- **Given data**:
----

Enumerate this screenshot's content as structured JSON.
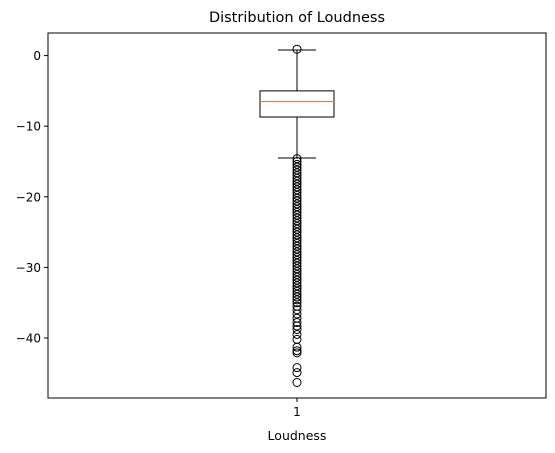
{
  "chart_data": {
    "type": "boxplot",
    "title": "Distribution of Loudness",
    "xlabel": "Loudness",
    "ylabel": "",
    "categories": [
      "1"
    ],
    "ylim": [
      -48.5,
      3.2
    ],
    "yticks": [
      0,
      -10,
      -20,
      -30,
      -40
    ],
    "grid": false,
    "box": {
      "q1": -8.7,
      "median": -6.5,
      "q3": -5.0,
      "whisker_low": -14.5,
      "whisker_high": 0.8
    },
    "outliers": [
      0.9,
      -14.6,
      -15.0,
      -15.4,
      -15.8,
      -16.2,
      -16.6,
      -17.0,
      -17.4,
      -17.8,
      -18.2,
      -18.6,
      -19.0,
      -19.4,
      -19.8,
      -20.2,
      -20.6,
      -21.0,
      -21.4,
      -21.8,
      -22.2,
      -22.6,
      -23.0,
      -23.4,
      -23.8,
      -24.2,
      -24.6,
      -25.0,
      -25.4,
      -25.8,
      -26.2,
      -26.6,
      -27.0,
      -27.4,
      -27.8,
      -28.2,
      -28.6,
      -29.0,
      -29.4,
      -29.8,
      -30.2,
      -30.6,
      -31.0,
      -31.4,
      -31.8,
      -32.2,
      -32.6,
      -33.0,
      -33.4,
      -33.8,
      -34.2,
      -34.6,
      -35.0,
      -35.5,
      -36.0,
      -36.6,
      -37.2,
      -37.8,
      -38.3,
      -38.8,
      -39.5,
      -40.2,
      -41.3,
      -41.8,
      -42.1,
      -44.2,
      -44.9,
      -46.3
    ]
  }
}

----

- **Task objective**: In the entries above, identify each line that includes the string "Loudness", then copy it.

- **Written response**:
    "title": "Distribution of Loudness",
    "xlabel": "Loudness",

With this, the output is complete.